- **EXERCISE PROMPT**
Report how many lines below contain the word "BENTHAM", and give only that number.
◇ ◇ ◇ ◇
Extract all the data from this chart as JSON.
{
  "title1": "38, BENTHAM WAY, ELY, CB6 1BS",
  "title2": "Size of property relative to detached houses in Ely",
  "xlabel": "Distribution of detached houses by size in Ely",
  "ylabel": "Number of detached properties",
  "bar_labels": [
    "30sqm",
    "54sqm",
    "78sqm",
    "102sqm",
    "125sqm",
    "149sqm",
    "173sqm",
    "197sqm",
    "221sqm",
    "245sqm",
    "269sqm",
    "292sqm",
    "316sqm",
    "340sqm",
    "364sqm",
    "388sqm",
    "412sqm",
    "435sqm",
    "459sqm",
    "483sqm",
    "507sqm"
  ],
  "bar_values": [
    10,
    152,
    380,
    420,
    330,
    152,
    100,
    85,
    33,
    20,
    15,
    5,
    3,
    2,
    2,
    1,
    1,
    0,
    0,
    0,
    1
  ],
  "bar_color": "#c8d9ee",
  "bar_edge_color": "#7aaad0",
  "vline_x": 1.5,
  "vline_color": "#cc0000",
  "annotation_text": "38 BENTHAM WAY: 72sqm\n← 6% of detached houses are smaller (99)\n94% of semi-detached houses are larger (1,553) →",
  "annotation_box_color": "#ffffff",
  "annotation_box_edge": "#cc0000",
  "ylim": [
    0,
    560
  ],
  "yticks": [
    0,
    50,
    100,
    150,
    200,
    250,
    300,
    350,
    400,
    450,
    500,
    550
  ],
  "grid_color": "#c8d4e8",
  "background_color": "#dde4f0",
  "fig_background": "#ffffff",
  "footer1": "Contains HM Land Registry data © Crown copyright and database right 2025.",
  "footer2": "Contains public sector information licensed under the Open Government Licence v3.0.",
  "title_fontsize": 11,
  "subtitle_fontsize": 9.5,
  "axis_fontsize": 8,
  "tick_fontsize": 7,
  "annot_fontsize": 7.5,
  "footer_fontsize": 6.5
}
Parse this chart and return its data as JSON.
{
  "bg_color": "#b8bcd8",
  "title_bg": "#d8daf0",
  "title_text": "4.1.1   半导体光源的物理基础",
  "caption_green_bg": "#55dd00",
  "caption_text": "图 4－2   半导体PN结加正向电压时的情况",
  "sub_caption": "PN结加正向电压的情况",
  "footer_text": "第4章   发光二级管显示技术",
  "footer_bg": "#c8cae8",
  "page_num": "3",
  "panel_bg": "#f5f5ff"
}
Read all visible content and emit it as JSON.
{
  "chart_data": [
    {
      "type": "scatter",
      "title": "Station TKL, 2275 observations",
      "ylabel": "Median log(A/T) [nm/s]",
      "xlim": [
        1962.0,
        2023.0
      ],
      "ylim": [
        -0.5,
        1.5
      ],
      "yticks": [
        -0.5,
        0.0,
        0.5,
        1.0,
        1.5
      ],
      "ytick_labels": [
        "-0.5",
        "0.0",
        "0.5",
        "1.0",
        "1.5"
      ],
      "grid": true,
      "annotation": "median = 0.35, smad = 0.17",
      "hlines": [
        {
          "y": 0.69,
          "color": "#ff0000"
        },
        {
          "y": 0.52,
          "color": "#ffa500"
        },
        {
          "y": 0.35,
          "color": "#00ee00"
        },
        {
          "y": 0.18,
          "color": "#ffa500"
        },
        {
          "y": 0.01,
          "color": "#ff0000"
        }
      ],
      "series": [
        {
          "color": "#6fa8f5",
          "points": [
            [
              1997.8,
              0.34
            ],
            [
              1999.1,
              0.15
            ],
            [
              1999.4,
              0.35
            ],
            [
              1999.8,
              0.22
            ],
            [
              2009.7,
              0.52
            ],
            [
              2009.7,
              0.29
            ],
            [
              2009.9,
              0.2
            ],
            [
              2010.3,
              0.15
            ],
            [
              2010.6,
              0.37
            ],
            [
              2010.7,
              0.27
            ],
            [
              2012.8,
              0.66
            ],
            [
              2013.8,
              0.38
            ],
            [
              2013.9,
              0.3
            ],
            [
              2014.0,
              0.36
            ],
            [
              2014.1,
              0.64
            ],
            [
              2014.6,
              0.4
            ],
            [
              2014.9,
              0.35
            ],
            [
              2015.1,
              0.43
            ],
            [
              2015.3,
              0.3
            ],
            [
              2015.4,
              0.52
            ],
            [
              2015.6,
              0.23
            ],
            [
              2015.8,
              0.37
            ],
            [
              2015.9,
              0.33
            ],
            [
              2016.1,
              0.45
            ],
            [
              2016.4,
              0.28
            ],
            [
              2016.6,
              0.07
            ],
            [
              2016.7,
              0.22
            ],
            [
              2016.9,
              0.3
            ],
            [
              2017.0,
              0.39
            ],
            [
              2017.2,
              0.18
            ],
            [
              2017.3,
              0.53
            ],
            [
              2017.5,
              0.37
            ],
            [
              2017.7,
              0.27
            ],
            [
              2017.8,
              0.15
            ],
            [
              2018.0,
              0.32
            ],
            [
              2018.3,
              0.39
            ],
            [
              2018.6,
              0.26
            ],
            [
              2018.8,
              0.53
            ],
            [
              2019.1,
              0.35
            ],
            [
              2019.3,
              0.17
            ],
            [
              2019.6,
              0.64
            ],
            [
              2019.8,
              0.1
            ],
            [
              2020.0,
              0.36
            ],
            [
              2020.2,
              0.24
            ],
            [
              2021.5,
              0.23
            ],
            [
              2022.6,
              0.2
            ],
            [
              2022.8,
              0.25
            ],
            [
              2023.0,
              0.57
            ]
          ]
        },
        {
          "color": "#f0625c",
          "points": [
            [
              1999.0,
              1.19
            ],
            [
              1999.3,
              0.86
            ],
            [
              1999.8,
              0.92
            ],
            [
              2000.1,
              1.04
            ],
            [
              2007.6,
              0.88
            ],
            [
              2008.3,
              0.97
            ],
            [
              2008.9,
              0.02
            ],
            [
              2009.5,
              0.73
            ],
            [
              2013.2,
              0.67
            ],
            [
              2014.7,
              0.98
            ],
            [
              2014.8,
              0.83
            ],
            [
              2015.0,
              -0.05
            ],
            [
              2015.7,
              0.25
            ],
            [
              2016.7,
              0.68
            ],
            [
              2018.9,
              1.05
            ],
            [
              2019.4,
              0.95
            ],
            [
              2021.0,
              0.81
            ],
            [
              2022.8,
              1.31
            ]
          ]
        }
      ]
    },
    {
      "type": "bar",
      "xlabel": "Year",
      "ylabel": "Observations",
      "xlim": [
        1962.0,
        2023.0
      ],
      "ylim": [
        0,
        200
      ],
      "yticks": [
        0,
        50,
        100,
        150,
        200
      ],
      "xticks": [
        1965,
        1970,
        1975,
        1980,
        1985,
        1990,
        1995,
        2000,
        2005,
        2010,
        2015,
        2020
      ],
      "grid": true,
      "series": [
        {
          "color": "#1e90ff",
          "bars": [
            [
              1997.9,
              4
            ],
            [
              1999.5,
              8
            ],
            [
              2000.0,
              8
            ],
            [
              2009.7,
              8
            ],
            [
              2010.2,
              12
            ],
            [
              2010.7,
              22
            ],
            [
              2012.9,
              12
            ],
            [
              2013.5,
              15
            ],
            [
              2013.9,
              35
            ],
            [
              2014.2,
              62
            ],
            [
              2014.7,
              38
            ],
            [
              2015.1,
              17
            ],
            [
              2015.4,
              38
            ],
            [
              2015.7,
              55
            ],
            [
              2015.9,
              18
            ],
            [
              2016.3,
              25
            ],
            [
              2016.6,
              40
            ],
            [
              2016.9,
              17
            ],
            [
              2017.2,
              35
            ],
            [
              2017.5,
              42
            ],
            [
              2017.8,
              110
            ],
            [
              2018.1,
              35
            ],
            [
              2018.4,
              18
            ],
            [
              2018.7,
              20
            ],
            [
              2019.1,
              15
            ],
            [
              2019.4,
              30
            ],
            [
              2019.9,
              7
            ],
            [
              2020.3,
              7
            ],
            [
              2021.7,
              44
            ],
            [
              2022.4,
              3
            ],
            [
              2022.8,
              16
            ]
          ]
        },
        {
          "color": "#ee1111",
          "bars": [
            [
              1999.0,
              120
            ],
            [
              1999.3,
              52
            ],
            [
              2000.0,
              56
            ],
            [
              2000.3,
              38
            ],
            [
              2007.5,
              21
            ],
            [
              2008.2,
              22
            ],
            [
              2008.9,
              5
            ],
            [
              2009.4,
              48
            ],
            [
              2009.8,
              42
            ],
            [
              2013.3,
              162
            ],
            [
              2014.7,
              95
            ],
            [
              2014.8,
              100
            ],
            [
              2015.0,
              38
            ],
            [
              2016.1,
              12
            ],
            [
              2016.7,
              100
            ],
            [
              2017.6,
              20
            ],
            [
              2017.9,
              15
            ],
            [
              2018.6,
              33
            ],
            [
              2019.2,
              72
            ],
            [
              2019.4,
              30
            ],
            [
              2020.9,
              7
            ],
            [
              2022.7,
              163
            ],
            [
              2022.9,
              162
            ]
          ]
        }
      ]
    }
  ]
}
◇ ◇ ◇ ◇
- **COMPLETE RESPONSE**
2